TASK REQUIREMENTS |
Filter the entries, keeping every line with the word "page".

TASK INPUT |
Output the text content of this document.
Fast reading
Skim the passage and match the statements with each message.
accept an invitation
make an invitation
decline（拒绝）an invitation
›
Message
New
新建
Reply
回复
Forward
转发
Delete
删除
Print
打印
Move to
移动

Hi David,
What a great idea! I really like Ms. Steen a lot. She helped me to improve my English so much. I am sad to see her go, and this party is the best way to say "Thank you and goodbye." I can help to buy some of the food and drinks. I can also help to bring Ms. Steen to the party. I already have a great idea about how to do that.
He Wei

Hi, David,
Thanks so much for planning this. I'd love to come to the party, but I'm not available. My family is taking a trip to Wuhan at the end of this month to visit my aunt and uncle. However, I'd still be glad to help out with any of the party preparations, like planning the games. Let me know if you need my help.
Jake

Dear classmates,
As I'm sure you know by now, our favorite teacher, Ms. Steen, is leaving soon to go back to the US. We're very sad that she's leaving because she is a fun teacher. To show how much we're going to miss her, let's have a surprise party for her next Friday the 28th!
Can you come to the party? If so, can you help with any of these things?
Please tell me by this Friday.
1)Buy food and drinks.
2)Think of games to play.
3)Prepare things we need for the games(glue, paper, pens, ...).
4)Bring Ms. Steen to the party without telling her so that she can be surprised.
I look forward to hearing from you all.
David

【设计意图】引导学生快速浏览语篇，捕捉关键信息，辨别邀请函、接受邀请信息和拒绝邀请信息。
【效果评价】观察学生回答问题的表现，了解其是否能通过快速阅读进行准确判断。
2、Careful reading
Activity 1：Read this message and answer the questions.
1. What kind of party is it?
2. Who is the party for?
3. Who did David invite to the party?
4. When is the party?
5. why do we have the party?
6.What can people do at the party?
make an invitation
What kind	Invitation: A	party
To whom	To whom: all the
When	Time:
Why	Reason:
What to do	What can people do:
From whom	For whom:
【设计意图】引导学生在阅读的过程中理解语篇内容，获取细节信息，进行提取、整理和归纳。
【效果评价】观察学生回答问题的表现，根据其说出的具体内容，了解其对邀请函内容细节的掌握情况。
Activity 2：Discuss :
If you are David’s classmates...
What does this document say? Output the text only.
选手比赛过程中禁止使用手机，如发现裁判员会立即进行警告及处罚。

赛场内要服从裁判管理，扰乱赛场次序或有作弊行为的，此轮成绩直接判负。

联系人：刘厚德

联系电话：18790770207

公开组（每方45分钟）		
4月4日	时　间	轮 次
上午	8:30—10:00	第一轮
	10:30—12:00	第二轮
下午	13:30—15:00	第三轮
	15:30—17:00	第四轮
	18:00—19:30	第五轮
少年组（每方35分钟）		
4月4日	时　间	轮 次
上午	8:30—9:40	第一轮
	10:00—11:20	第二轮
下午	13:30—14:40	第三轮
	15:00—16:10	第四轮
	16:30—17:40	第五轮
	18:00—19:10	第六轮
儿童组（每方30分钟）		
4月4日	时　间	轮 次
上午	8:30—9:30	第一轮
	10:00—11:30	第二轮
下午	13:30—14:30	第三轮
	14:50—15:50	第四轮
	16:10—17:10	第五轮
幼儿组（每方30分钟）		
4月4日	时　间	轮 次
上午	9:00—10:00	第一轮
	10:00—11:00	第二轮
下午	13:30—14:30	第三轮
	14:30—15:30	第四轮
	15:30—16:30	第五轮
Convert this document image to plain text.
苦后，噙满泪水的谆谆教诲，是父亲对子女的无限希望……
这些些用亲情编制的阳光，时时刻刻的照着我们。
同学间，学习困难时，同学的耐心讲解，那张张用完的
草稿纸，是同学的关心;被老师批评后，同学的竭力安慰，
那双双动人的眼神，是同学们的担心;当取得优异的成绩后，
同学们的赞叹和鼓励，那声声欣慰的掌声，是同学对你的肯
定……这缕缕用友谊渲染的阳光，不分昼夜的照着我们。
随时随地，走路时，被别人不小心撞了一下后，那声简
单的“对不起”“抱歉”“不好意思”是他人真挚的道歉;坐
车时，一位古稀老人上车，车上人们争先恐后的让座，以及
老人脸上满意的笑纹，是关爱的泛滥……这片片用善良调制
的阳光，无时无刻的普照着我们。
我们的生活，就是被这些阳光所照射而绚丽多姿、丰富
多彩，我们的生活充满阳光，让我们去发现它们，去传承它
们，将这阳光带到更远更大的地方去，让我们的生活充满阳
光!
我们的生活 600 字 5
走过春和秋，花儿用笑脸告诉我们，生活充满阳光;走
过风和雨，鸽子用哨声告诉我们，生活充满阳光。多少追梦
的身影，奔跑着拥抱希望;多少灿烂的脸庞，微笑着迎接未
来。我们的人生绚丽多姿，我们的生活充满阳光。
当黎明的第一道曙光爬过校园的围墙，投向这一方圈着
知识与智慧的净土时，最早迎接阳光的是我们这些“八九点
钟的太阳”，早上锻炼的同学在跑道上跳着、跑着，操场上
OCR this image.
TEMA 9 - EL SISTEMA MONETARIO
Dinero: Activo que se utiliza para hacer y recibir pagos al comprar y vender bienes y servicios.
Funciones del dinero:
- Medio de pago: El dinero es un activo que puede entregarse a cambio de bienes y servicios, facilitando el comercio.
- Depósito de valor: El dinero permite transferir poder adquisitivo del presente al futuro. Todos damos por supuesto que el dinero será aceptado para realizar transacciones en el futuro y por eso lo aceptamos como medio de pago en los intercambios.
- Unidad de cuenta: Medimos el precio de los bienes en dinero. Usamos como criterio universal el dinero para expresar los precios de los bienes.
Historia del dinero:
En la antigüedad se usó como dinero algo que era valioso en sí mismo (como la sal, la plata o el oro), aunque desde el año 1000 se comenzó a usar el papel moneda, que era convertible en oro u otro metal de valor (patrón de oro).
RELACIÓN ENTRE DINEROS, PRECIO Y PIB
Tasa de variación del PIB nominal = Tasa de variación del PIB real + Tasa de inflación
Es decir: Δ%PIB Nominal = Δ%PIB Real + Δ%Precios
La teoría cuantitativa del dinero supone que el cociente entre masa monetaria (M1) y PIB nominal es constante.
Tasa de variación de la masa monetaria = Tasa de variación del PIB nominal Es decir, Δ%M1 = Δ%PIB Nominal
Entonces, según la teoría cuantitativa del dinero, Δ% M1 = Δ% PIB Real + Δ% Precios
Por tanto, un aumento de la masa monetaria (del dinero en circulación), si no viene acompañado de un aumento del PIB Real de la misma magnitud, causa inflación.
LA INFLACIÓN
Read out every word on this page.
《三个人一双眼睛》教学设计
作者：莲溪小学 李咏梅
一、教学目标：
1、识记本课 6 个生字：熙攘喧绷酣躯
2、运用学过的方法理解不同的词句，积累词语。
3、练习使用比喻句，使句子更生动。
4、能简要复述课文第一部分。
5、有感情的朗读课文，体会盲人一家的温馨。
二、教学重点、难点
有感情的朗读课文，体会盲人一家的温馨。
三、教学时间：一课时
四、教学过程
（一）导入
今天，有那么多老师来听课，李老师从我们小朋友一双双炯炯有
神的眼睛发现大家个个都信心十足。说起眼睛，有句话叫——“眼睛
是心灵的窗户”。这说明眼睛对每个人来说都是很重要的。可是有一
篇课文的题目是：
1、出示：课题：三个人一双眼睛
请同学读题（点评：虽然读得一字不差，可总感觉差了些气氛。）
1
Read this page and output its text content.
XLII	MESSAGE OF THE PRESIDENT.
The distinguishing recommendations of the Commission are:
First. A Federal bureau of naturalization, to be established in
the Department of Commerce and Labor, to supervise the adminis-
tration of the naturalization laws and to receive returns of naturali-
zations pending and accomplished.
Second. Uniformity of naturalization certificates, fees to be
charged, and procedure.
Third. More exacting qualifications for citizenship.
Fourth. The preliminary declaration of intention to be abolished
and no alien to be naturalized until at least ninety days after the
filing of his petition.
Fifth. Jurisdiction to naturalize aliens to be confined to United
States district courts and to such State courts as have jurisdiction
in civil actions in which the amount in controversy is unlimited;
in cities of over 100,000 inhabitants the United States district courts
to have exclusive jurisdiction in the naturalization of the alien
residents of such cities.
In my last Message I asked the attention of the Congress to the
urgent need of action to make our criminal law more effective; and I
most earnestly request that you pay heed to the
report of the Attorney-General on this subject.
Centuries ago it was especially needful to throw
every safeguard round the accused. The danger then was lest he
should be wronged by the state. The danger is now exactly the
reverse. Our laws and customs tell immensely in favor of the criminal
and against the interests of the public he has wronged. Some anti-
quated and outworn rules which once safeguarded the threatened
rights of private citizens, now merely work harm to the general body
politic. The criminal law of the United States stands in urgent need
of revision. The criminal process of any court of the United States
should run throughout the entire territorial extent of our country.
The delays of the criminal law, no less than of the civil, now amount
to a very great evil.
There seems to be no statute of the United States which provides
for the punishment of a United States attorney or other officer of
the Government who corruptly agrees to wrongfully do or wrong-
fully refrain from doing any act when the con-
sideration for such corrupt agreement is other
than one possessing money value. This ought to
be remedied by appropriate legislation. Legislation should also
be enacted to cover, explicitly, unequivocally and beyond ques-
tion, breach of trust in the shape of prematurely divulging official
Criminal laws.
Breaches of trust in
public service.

SOLUTION |
Read out every word on this page.
Read this page and output its text content.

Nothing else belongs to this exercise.